- _GIVEN INFORMATION_:

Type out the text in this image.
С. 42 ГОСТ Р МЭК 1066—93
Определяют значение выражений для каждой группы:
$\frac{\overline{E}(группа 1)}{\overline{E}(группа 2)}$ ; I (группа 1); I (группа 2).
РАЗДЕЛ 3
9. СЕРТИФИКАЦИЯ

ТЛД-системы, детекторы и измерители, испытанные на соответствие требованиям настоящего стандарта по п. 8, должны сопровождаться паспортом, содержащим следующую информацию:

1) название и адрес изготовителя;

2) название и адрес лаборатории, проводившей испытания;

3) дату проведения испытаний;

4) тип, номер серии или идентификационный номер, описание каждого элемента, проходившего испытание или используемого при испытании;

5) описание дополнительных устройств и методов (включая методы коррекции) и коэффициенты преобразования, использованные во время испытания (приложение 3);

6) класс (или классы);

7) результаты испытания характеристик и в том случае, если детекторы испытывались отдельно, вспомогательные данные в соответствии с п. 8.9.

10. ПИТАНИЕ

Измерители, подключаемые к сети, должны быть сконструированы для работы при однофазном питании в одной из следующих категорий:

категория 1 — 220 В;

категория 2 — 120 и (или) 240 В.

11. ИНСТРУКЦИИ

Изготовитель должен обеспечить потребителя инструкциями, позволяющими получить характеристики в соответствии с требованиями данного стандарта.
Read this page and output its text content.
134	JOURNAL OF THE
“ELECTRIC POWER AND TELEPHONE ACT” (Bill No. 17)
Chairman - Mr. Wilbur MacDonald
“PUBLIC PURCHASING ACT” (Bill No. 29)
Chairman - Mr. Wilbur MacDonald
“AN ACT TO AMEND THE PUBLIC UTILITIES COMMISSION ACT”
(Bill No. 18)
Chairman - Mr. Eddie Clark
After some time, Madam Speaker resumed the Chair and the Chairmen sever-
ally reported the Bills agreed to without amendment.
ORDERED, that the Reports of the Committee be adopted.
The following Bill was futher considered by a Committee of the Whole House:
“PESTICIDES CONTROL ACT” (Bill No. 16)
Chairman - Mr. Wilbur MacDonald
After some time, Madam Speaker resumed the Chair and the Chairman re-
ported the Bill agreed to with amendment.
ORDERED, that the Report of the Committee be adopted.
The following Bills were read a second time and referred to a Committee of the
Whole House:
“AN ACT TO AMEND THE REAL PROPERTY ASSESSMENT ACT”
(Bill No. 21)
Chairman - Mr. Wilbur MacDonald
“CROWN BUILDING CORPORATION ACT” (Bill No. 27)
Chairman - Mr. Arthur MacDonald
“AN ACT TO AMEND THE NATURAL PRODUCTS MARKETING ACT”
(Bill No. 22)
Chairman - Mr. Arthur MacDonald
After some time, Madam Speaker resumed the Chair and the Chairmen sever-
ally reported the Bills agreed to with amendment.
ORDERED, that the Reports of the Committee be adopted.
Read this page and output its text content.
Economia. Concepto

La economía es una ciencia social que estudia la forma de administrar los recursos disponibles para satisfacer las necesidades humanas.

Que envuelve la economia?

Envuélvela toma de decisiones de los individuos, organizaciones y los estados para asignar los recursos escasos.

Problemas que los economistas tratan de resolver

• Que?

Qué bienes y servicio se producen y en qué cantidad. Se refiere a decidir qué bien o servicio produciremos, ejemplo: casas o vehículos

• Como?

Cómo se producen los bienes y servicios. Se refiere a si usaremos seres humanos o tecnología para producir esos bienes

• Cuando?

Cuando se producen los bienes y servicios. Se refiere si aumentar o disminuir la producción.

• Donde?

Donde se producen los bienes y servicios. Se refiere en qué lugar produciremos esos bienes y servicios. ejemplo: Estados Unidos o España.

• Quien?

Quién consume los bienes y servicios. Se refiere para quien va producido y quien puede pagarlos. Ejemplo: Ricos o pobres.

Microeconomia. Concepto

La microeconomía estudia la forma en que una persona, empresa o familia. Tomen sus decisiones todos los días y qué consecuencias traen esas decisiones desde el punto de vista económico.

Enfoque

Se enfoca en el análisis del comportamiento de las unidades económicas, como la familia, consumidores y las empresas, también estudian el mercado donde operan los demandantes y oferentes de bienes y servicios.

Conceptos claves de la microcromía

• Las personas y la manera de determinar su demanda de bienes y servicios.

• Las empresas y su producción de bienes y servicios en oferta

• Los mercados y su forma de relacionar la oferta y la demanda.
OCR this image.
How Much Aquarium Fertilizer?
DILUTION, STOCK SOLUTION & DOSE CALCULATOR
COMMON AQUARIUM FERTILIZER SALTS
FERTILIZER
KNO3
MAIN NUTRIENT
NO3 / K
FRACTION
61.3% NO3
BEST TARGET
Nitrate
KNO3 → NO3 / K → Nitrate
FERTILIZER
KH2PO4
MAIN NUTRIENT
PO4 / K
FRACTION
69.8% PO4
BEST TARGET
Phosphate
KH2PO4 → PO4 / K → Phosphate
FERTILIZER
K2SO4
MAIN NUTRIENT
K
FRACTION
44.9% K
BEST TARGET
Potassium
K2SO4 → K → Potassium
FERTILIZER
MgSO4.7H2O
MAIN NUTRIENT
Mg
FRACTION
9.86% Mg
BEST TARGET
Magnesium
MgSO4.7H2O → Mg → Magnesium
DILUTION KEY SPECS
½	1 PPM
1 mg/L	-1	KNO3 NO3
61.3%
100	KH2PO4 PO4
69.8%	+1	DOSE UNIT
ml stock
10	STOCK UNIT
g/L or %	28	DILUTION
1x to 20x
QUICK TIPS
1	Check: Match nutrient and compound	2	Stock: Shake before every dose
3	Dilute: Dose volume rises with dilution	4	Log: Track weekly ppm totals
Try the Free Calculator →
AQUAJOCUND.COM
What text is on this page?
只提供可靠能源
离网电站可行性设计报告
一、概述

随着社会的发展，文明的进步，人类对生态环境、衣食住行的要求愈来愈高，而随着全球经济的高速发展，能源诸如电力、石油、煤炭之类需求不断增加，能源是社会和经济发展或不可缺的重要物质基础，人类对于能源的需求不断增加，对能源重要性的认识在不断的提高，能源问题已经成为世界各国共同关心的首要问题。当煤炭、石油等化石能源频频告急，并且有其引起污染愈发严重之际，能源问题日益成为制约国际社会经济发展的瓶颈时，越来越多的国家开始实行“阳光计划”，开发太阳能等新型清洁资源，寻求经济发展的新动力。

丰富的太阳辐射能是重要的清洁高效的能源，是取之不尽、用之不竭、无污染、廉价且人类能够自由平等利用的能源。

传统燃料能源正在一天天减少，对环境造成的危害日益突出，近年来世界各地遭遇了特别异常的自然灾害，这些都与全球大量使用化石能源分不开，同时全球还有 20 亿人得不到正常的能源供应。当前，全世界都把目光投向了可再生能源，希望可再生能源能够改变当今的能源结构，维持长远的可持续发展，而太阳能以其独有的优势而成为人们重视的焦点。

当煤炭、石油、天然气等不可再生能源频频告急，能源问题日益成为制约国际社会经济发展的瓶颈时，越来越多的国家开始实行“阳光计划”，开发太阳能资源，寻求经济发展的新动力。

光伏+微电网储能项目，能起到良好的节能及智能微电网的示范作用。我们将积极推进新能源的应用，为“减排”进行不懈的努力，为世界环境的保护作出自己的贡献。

- _STATED GOAL_: Count each line of the entries that holds the word "agreed", then state the total and nothing more.

- _WORKED SOLUTION_: 3